> [Görev Tanımı] Komisyon ve İmralı ziyaretine ilişkin metinde "Peki, neyi saklıyorlar" ifadesiyle başlayıp "kamuoyundan, halktan kaçırıyorlar?" ifadesini de içine alacak şekilde biten bölümü birebir kopyalayınız.

Ancak o aşama ne, hangi eksen üzerinden pazarlıklar sürüyor, İmralı’ya kim gitti, gidenler ne konuştu, konuşulanlar açıklanacak mı yoksa yine saklanacak mı, kim hangi pazarlığın sonucunda serbest kalacak ya da içerde kalmaya devam edecek, Komisyon yoğun programından fırsat bulup da ne zaman toplanacak, toplandığında bu kez halktan hangi bilgileri saklayacak hepsi ayrı bir soru işareti.

Peki, gerçekten neler oluyor?

Komisyon’a zahmet olmuyor mu?

Meclis’te “çözüm süreci” için kurulan bir komisyon var malum.

Kurulduktan sonra sadece iki başlıkta gündeme girebilen bu komisyon (gizli toplantı kararı ve İmralı’ya gidiş), bir türlü “vekillerin yoğun programı” dolayısıyla toplanamıyor.

İmralı ziyareti öncesi oylama yapılacak gün defalarca güncellendi, şimdi de “tarihi önemde”, “çok kritik” denilen İmralı ziyareti sonrası ne zaman toplanacaklar diye bekleniyor.

Belli ki Meclis’e uğrayamayacak kadar yoğun olan vekiler, Komisyon için de uygun zaman bulmakta zorlanıyor.

Bu yüzden de önce dün yapılacağını duyurdukları toplantıyı 1 Aralık’a ertelediler, sonra da 1 Aralık’ı 4 Aralık olarak güncellediler.

Tekrar ertelerler mi ayrı bir soru işareti ama toplanmaya pek niyetleri var gbi görünmüyor.

Ancak işin tuhafı toplanmalarının da bir hükmü bulunmuyor.

Komisyon İmralı’ya AKP, DEM, MHP, EMEP ve TİP’in “evet” oylarıyla gitmişti. Şimdi yeniden bir araya gelecekler ve İmralı’da kayıt altına alınan tutanağı konuşacaklar.

Bu tutanağın “halkla paylaşıp paylaşılmayacağı” ise bilinmiyor. Beklenti yine bir oylama yapıp bu oturumu da halktan kaçırmaları.

Daha önceki tüm kritik toplantılarda yaptıkları gibi.

Peki, neyi saklıyorlar gerçekten?

Ülkede barışı ve kardeşliği getirecek dedikleri süreç için madem çok kritik konular konuşuldu, kritik kararlar alındı, bunları ilan edecekleri toplantıları neden kamuoyundan, halktan kaçırıyorlar?

Belki de halktan kaçırmaları gereken bir yol haritaları olduğu içindir…

CHP Genel Başkanı Özgür Özel'in açıkladığı AKP teklifi tam da bunun işareti değil mi:

Helikopterin kalktığı, indiği belli olmayacak. Gidildikten sonra bir gün sorulacak, ‘O iş yapıldı’ denecek. Hatta istiyorsanız kimin gittiği bile gizli kalabilir, ‘CHP’den biri gitti’ deriz. İlla gelin” dedi. Ben de “Gitmek mi bu o zaman?” dedim. O da “Bu iş böyle olacak” dedi. Bu ziyaretten bizi alıkoyan neyse, AKP de bunu görüyor. Bunun kendince bir maliyet yaratacağını düşünüyor.

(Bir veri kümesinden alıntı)
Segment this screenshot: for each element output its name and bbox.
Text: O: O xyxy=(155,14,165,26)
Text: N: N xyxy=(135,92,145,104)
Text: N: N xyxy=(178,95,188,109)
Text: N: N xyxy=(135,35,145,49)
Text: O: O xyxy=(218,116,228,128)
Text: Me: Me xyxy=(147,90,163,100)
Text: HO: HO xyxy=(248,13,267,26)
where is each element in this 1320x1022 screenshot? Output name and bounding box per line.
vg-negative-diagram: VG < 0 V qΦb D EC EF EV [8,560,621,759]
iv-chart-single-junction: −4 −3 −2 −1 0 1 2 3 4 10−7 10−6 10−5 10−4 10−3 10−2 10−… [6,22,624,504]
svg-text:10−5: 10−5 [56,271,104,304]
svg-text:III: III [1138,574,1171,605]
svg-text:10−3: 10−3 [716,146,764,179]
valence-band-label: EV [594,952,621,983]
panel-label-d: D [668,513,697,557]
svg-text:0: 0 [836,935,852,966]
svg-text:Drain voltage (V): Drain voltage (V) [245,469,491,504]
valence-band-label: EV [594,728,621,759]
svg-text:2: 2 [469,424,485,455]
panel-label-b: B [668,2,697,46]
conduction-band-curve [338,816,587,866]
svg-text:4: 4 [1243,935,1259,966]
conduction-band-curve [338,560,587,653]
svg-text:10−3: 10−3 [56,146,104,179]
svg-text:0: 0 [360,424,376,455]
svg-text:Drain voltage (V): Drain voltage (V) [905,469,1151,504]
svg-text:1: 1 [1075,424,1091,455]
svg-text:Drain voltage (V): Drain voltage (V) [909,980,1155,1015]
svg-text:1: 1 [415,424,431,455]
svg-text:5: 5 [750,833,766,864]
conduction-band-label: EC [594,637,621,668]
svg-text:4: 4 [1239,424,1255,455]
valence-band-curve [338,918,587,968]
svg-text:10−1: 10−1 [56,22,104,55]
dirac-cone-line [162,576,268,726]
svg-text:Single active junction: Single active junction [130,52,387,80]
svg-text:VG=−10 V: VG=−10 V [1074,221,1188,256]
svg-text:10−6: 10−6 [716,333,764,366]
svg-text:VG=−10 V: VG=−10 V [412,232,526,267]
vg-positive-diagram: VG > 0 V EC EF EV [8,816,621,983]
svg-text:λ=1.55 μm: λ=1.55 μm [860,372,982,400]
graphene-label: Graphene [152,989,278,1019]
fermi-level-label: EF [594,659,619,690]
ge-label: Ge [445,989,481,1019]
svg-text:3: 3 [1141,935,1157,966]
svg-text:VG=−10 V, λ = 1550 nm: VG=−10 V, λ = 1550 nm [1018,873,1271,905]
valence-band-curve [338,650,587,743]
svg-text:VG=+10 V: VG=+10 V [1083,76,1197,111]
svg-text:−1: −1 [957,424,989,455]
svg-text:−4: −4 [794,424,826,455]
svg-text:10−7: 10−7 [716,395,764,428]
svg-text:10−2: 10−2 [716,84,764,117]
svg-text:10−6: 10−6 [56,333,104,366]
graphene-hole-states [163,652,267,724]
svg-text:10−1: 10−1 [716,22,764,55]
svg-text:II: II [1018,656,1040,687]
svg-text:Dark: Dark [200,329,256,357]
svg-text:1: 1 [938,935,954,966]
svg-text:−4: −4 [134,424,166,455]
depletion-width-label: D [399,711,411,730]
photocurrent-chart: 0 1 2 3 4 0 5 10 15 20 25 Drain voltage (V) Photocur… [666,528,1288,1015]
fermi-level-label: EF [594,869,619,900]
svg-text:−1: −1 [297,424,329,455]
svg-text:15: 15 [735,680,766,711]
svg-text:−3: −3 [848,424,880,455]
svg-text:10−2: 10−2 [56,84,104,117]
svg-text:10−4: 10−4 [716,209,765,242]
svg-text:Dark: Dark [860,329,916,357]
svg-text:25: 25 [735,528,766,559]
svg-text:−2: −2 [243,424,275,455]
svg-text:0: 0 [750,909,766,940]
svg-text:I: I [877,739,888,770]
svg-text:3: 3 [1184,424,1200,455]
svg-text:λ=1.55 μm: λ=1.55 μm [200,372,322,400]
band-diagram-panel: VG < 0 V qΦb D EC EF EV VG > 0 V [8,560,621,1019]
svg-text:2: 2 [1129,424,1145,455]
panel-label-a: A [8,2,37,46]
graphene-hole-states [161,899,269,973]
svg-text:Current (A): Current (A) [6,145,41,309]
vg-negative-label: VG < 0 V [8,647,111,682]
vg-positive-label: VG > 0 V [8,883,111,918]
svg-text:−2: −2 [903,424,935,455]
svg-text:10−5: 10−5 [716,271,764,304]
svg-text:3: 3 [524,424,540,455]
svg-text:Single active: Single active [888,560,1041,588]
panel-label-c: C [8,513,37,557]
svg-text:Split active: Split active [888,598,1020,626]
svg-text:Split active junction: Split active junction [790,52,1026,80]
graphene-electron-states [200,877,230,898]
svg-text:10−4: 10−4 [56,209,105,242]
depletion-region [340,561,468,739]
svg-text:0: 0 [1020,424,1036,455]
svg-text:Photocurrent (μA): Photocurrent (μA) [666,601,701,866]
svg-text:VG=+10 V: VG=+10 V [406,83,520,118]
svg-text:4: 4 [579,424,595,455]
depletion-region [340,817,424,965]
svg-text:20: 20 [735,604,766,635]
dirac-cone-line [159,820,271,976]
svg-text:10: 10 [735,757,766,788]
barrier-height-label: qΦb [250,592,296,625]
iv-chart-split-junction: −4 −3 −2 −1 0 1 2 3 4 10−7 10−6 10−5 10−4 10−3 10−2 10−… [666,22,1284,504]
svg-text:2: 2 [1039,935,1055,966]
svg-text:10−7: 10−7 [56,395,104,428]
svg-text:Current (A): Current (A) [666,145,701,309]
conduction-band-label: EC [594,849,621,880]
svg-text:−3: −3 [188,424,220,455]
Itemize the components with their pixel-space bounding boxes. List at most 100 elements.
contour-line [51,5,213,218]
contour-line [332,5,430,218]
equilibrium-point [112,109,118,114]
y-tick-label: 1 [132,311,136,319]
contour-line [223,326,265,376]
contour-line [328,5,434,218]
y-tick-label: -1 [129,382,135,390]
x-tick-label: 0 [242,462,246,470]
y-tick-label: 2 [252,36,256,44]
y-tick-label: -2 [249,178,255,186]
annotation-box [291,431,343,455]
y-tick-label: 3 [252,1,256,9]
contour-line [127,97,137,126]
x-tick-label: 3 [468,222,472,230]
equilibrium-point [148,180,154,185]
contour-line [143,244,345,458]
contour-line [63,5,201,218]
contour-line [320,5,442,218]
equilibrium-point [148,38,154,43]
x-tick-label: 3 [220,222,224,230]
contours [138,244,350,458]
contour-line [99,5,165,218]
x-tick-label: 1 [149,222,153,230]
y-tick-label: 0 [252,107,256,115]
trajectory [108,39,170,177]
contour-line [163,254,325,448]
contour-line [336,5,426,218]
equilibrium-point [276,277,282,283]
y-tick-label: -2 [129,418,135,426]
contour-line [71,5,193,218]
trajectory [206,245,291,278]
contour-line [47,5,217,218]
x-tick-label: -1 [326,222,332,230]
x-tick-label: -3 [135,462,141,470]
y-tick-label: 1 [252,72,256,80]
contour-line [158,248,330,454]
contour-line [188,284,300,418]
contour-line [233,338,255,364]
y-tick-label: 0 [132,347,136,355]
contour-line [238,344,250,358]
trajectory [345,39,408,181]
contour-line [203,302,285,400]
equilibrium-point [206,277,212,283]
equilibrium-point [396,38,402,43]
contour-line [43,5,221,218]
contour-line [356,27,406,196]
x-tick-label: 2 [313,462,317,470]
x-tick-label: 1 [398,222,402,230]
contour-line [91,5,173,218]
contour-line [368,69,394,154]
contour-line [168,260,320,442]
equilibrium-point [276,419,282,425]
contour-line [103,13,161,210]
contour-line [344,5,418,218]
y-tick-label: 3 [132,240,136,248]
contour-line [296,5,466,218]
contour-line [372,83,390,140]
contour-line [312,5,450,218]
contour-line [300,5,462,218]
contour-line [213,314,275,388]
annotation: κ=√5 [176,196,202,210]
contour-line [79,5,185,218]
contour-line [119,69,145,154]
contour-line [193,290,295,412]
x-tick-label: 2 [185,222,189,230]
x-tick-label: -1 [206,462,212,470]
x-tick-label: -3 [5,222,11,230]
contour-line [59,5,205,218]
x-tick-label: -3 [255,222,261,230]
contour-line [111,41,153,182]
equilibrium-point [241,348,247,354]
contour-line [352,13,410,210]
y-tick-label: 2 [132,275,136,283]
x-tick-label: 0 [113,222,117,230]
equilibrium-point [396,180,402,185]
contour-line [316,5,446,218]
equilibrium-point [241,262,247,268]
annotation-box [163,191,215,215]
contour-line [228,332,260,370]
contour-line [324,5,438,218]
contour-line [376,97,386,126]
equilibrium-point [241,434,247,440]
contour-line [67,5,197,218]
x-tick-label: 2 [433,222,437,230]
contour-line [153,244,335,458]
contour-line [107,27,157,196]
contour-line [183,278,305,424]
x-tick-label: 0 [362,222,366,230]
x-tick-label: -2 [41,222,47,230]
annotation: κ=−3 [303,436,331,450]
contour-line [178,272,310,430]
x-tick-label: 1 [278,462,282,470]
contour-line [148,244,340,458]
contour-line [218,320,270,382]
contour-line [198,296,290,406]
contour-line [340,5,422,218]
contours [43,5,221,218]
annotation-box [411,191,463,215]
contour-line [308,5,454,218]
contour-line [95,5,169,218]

> [Alıştırma Çıktısı]
Peki, neyi saklıyorlar gerçekten?

Ülkede barışı ve kardeşliği getirecek dedikleri süreç için madem çok kritik konular konuşuldu, kritik kararlar alındı, bunları ilan edecekleri toplantıları neden kamuoyundan, halktan kaçırıyorlar?